- EXERCISE DETAILS
Print all the data, keeping every line exactly as it is.

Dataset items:
· · ·

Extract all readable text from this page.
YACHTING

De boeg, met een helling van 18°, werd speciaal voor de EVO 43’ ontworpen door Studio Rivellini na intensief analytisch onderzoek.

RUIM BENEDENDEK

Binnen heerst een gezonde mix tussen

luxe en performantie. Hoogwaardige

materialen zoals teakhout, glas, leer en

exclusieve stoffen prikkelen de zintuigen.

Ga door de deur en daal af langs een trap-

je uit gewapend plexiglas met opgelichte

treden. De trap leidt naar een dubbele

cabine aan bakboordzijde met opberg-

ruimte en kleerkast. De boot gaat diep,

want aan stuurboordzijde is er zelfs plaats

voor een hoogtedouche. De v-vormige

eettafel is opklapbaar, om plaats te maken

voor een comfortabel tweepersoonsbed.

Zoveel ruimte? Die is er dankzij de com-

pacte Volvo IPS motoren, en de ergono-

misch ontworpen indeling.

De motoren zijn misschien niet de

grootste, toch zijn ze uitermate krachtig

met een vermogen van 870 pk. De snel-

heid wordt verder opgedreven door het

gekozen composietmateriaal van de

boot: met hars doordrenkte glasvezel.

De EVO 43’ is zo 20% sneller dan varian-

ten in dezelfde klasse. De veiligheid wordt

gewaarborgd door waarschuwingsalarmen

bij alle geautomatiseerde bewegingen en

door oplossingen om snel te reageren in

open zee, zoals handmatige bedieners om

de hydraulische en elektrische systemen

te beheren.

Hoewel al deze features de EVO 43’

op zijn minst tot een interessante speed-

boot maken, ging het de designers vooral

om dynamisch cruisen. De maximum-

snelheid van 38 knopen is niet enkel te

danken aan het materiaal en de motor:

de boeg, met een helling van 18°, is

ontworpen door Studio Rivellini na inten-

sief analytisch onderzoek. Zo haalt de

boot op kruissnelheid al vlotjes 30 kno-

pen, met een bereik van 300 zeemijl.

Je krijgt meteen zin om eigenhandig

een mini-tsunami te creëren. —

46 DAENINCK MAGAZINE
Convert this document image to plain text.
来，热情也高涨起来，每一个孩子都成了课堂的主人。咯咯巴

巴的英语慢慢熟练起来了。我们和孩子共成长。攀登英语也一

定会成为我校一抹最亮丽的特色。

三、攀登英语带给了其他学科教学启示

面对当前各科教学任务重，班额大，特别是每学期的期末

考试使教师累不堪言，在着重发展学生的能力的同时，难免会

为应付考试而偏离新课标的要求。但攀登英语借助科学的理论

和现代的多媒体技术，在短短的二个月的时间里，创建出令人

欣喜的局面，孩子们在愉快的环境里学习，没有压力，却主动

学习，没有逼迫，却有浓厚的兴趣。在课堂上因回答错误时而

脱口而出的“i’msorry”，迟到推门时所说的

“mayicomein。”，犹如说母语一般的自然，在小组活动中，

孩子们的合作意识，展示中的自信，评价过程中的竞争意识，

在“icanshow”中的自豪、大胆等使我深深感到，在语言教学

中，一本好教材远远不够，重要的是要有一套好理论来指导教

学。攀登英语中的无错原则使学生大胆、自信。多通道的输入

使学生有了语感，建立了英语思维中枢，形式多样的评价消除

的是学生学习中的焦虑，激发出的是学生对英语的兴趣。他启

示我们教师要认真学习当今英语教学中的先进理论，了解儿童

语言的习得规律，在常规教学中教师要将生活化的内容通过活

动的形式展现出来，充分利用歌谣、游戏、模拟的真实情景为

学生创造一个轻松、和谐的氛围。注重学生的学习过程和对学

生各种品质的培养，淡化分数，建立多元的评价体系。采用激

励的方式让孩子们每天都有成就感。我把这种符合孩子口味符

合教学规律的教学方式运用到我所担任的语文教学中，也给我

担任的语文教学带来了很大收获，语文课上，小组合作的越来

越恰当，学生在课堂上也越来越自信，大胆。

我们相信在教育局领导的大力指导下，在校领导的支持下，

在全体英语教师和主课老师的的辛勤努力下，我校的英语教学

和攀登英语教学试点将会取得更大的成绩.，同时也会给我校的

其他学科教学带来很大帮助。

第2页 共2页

· · ·

- SOLUTION TO THE EXERCISE
Extract all readable text from this page.
YACHTING

De boeg, met een helling van 18°, werd speciaal voor de EVO 43’ ontworpen door Studio Rivellini na intensief analytisch onderzoek.

RUIM BENEDENDEK

Binnen heerst een gezonde mix tussen

luxe en performantie. Hoogwaardige

materialen zoals teakhout, glas, leer en

exclusieve stoffen prikkelen de zintuigen.

Ga door de deur en daal af langs een trap-

je uit gewapend plexiglas met opgelichte

treden. De trap leidt naar een dubbele

cabine aan bakboordzijde met opberg-

ruimte en kleerkast. De boot gaat diep,

want aan stuurboordzijde is er zelfs plaats

voor een hoogtedouche. De v-vormige

eettafel is opklapbaar, om plaats te maken

voor een comfortabel tweepersoonsbed.

Zoveel ruimte? Die is er dankzij de com-

pacte Volvo IPS motoren, en de ergono-

misch ontworpen indeling.

De motoren zijn misschien niet de

grootste, toch zijn ze uitermate krachtig

met een vermogen van 870 pk. De snel-

heid wordt verder opgedreven door het

gekozen composietmateriaal van de

boot: met hars doordrenkte glasvezel.

De EVO 43’ is zo 20% sneller dan varian-

ten in dezelfde klasse. De veiligheid wordt

gewaarborgd door waarschuwingsalarmen

bij alle geautomatiseerde bewegingen en

door oplossingen om snel te reageren in

open zee, zoals handmatige bedieners om

de hydraulische en elektrische systemen

te beheren.

Hoewel al deze features de EVO 43’

op zijn minst tot een interessante speed-

boot maken, ging het de designers vooral

om dynamisch cruisen. De maximum-

snelheid van 38 knopen is niet enkel te

danken aan het materiaal en de motor:

de boeg, met een helling van 18°, is

ontworpen door Studio Rivellini na inten-

sief analytisch onderzoek. Zo haalt de

boot op kruissnelheid al vlotjes 30 kno-

pen, met een bereik van 300 zeemijl.

Je krijgt meteen zin om eigenhandig

een mini-tsunami te creëren. —

46 DAENINCK MAGAZINE
Convert this document image to plain text.
来，热情也高涨起来，每一个孩子都成了课堂的主人。咯咯巴

巴的英语慢慢熟练起来了。我们和孩子共成长。攀登英语也一

定会成为我校一抹最亮丽的特色。

三、攀登英语带给了其他学科教学启示

面对当前各科教学任务重，班额大，特别是每学期的期末

考试使教师累不堪言，在着重发展学生的能力的同时，难免会

为应付考试而偏离新课标的要求。但攀登英语借助科学的理论

和现代的多媒体技术，在短短的二个月的时间里，创建出令人

欣喜的局面，孩子们在愉快的环境里学习，没有压力，却主动

学习，没有逼迫，却有浓厚的兴趣。在课堂上因回答错误时而

脱口而出的“i’msorry”，迟到推门时所说的

“mayicomein。”，犹如说母语一般的自然，在小组活动中，

孩子们的合作意识，展示中的自信，评价过程中的竞争意识，

在“icanshow”中的自豪、大胆等使我深深感到，在语言教学

中，一本好教材远远不够，重要的是要有一套好理论来指导教

学。攀登英语中的无错原则使学生大胆、自信。多通道的输入

使学生有了语感，建立了英语思维中枢，形式多样的评价消除

的是学生学习中的焦虑，激发出的是学生对英语的兴趣。他启

示我们教师要认真学习当今英语教学中的先进理论，了解儿童

语言的习得规律，在常规教学中教师要将生活化的内容通过活

动的形式展现出来，充分利用歌谣、游戏、模拟的真实情景为

学生创造一个轻松、和谐的氛围。注重学生的学习过程和对学

生各种品质的培养，淡化分数，建立多元的评价体系。采用激

励的方式让孩子们每天都有成就感。我把这种符合孩子口味符

合教学规律的教学方式运用到我所担任的语文教学中，也给我

担任的语文教学带来了很大收获，语文课上，小组合作的越来

越恰当，学生在课堂上也越来越自信，大胆。

我们相信在教育局领导的大力指导下，在校领导的支持下，

在全体英语教师和主课老师的的辛勤努力下，我校的英语教学

和攀登英语教学试点将会取得更大的成绩.，同时也会给我校的

其他学科教学带来很大帮助。

第2页 共2页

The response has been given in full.